**What this task involves**
Exactly reproduce each line of the listing that follows.

━━━━━ Raw records ━━━━━

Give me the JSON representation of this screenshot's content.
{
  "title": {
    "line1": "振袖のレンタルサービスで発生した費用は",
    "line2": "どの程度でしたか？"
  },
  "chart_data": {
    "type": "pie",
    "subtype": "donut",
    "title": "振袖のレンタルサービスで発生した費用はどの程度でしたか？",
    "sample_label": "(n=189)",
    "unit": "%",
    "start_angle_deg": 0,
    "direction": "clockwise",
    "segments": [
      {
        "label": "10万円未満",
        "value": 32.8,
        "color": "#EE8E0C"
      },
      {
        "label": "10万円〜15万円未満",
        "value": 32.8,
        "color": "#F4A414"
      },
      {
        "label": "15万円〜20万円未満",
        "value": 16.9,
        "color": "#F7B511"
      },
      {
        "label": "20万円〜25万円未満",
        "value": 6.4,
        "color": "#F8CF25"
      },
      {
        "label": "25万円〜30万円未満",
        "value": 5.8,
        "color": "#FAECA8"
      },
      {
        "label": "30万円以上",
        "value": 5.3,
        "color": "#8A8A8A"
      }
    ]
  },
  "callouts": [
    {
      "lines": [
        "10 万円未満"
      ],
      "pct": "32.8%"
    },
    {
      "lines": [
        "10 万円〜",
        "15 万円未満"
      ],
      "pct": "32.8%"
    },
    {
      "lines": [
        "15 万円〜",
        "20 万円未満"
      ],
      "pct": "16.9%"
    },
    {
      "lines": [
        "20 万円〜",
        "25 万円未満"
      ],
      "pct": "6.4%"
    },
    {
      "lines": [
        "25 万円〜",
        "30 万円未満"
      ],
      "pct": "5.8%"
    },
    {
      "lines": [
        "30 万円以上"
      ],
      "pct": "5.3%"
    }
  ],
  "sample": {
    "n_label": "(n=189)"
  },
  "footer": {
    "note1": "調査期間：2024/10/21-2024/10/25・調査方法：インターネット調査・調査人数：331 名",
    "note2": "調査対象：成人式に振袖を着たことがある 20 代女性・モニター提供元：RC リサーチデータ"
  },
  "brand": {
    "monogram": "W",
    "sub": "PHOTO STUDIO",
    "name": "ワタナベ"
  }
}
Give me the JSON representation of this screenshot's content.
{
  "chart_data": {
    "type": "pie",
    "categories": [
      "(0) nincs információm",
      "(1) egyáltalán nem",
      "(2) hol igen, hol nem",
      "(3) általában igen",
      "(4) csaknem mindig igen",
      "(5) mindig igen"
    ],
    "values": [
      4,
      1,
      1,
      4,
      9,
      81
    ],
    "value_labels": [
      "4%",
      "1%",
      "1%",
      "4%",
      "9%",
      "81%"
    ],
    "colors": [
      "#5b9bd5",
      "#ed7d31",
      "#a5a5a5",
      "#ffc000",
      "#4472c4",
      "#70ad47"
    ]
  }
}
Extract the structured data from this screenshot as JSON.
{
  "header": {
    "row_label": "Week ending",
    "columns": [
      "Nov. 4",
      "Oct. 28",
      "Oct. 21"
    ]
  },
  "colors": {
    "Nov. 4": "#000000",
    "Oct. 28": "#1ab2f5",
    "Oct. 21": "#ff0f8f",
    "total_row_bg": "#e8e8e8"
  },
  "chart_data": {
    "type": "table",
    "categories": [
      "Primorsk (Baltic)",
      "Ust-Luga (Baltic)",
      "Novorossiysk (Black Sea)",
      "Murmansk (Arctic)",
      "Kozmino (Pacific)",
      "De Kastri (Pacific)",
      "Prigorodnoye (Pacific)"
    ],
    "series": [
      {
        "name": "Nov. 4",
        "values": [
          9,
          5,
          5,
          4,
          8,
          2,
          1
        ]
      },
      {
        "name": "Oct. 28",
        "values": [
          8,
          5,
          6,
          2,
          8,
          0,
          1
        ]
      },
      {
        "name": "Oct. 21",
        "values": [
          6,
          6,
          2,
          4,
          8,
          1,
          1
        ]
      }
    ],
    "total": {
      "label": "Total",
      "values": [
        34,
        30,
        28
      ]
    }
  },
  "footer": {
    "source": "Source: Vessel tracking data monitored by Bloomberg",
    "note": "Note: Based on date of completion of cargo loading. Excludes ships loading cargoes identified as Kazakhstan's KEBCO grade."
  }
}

━━━━━

**Finished answer**
Give me the JSON representation of this screenshot's content.
{
  "title": {
    "line1": "振袖のレンタルサービスで発生した費用は",
    "line2": "どの程度でしたか？"
  },
  "chart_data": {
    "type": "pie",
    "subtype": "donut",
    "title": "振袖のレンタルサービスで発生した費用はどの程度でしたか？",
    "sample_label": "(n=189)",
    "unit": "%",
    "start_angle_deg": 0,
    "direction": "clockwise",
    "segments": [
      {
        "label": "10万円未満",
        "value": 32.8,
        "color": "#EE8E0C"
      },
      {
        "label": "10万円〜15万円未満",
        "value": 32.8,
        "color": "#F4A414"
      },
      {
        "label": "15万円〜20万円未満",
        "value": 16.9,
        "color": "#F7B511"
      },
      {
        "label": "20万円〜25万円未満",
        "value": 6.4,
        "color": "#F8CF25"
      },
      {
        "label": "25万円〜30万円未満",
        "value": 5.8,
        "color": "#FAECA8"
      },
      {
        "label": "30万円以上",
        "value": 5.3,
        "color": "#8A8A8A"
      }
    ]
  },
  "callouts": [
    {
      "lines": [
        "10 万円未満"
      ],
      "pct": "32.8%"
    },
    {
      "lines": [
        "10 万円〜",
        "15 万円未満"
      ],
      "pct": "32.8%"
    },
    {
      "lines": [
        "15 万円〜",
        "20 万円未満"
      ],
      "pct": "16.9%"
    },
    {
      "lines": [
        "20 万円〜",
        "25 万円未満"
      ],
      "pct": "6.4%"
    },
    {
      "lines": [
        "25 万円〜",
        "30 万円未満"
      ],
      "pct": "5.8%"
    },
    {
      "lines": [
        "30 万円以上"
      ],
      "pct": "5.3%"
    }
  ],
  "sample": {
    "n_label": "(n=189)"
  },
  "footer": {
    "note1": "調査期間：2024/10/21-2024/10/25・調査方法：インターネット調査・調査人数：331 名",
    "note2": "調査対象：成人式に振袖を着たことがある 20 代女性・モニター提供元：RC リサーチデータ"
  },
  "brand": {
    "monogram": "W",
    "sub": "PHOTO STUDIO",
    "name": "ワタナベ"
  }
}
Give me the JSON representation of this screenshot's content.
{
  "chart_data": {
    "type": "pie",
    "categories": [
      "(0) nincs információm",
      "(1) egyáltalán nem",
      "(2) hol igen, hol nem",
      "(3) általában igen",
      "(4) csaknem mindig igen",
      "(5) mindig igen"
    ],
    "values": [
      4,
      1,
      1,
      4,
      9,
      81
    ],
    "value_labels": [
      "4%",
      "1%",
      "1%",
      "4%",
      "9%",
      "81%"
    ],
    "colors": [
      "#5b9bd5",
      "#ed7d31",
      "#a5a5a5",
      "#ffc000",
      "#4472c4",
      "#70ad47"
    ]
  }
}
Extract the structured data from this screenshot as JSON.
{
  "header": {
    "row_label": "Week ending",
    "columns": [
      "Nov. 4",
      "Oct. 28",
      "Oct. 21"
    ]
  },
  "colors": {
    "Nov. 4": "#000000",
    "Oct. 28": "#1ab2f5",
    "Oct. 21": "#ff0f8f",
    "total_row_bg": "#e8e8e8"
  },
  "chart_data": {
    "type": "table",
    "categories": [
      "Primorsk (Baltic)",
      "Ust-Luga (Baltic)",
      "Novorossiysk (Black Sea)",
      "Murmansk (Arctic)",
      "Kozmino (Pacific)",
      "De Kastri (Pacific)",
      "Prigorodnoye (Pacific)"
    ],
    "series": [
      {
        "name": "Nov. 4",
        "values": [
          9,
          5,
          5,
          4,
          8,
          2,
          1
        ]
      },
      {
        "name": "Oct. 28",
        "values": [
          8,
          5,
          6,
          2,
          8,
          0,
          1
        ]
      },
      {
        "name": "Oct. 21",
        "values": [
          6,
          6,
          2,
          4,
          8,
          1,
          1
        ]
      }
    ],
    "total": {
      "label": "Total",
      "values": [
        34,
        30,
        28
      ]
    }
  },
  "footer": {
    "source": "Source: Vessel tracking data monitored by Bloomberg",
    "note": "Note: Based on date of completion of cargo loading. Excludes ships loading cargoes identified as Kazakhstan's KEBCO grade."
  }
}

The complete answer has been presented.